begin Material shown
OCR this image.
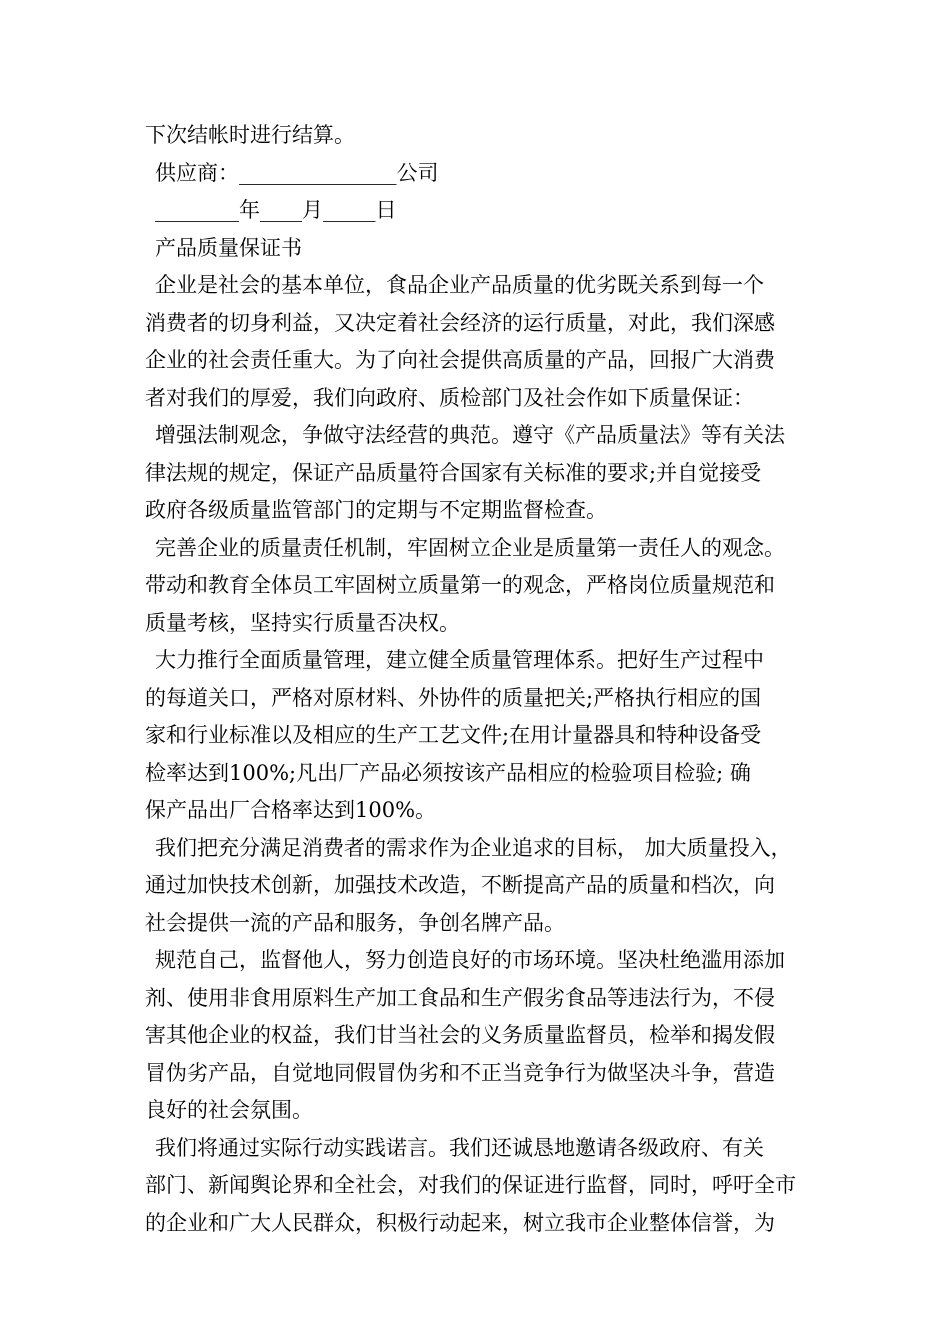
下次结帐时进行结算。
供应商：_______________公司
________年____月_____日
产品质量保证书
企业是社会的基本单位，食品企业产品质量的优劣既关系到每一个
消费者的切身利益，又决定着社会经济的运行质量，对此，我们深感
企业的社会责任重大。为了向社会提供高质量的产品，回报广大消费
者对我们的厚爱，我们向政府、质检部门及社会作如下质量保证：
增强法制观念，争做守法经营的典范。遵守《产品质量法》等有关法
律法规的规定，保证产品质量符合国家有关标准的要求;并自觉接受
政府各级质量监管部门的定期与不定期监督检查。
完善企业的质量责任机制，牢固树立企业是质量第一责任人的观念。
带动和教育全体员工牢固树立质量第一的观念，严格岗位质量规范和
质量考核，坚持实行质量否决权。
大力推行全面质量管理，建立健全质量管理体系。把好生产过程中
的每道关口，严格对原材料、外协件的质量把关;严格执行相应的国
家和行业标准以及相应的生产工艺文件;在用计量器具和特种设备受
检率达到100%;凡出厂产品必须按该产品相应的检验项目检验; 确
保产品出厂合格率达到100%。
我们把充分满足消费者的需求作为企业追求的目标， 加大质量投入，
通过加快技术创新，加强技术改造，不断提高产品的质量和档次，向
社会提供一流的产品和服务，争创名牌产品。
规范自己，监督他人，努力创造良好的市场环境。坚决杜绝滥用添加
剂、使用非食用原料生产加工食品和生产假劣食品等违法行为，不侵
害其他企业的权益，我们甘当社会的义务质量监督员，检举和揭发假
冒伪劣产品，自觉地同假冒伪劣和不正当竞争行为做坚决斗争，营造
良好的社会氛围。
我们将通过实际行动实践诺言。我们还诚恳地邀请各级政府、有关
部门、新闻舆论界和全社会，对我们的保证进行监督，同时，呼吁全市
的企业和广大人民群众，积极行动起来，树立我市企业整体信誉，为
end Material shown
What is being asked: Every line of text is to be repeated exactly; pictures are left out.

Expected answer:
OCR this image.
下次结帐时进行结算。
供应商：_______________公司
________年____月_____日
产品质量保证书
企业是社会的基本单位，食品企业产品质量的优劣既关系到每一个
消费者的切身利益，又决定着社会经济的运行质量，对此，我们深感
企业的社会责任重大。为了向社会提供高质量的产品，回报广大消费
者对我们的厚爱，我们向政府、质检部门及社会作如下质量保证：
增强法制观念，争做守法经营的典范。遵守《产品质量法》等有关法
律法规的规定，保证产品质量符合国家有关标准的要求;并自觉接受
政府各级质量监管部门的定期与不定期监督检查。
完善企业的质量责任机制，牢固树立企业是质量第一责任人的观念。
带动和教育全体员工牢固树立质量第一的观念，严格岗位质量规范和
质量考核，坚持实行质量否决权。
大力推行全面质量管理，建立健全质量管理体系。把好生产过程中
的每道关口，严格对原材料、外协件的质量把关;严格执行相应的国
家和行业标准以及相应的生产工艺文件;在用计量器具和特种设备受
检率达到100%;凡出厂产品必须按该产品相应的检验项目检验; 确
保产品出厂合格率达到100%。
我们把充分满足消费者的需求作为企业追求的目标， 加大质量投入，
通过加快技术创新，加强技术改造，不断提高产品的质量和档次，向
社会提供一流的产品和服务，争创名牌产品。
规范自己，监督他人，努力创造良好的市场环境。坚决杜绝滥用添加
剂、使用非食用原料生产加工食品和生产假劣食品等违法行为，不侵
害其他企业的权益，我们甘当社会的义务质量监督员，检举和揭发假
冒伪劣产品，自觉地同假冒伪劣和不正当竞争行为做坚决斗争，营造
良好的社会氛围。
我们将通过实际行动实践诺言。我们还诚恳地邀请各级政府、有关
部门、新闻舆论界和全社会，对我们的保证进行监督，同时，呼吁全市
的企业和广大人民群众，积极行动起来，树立我市企业整体信誉，为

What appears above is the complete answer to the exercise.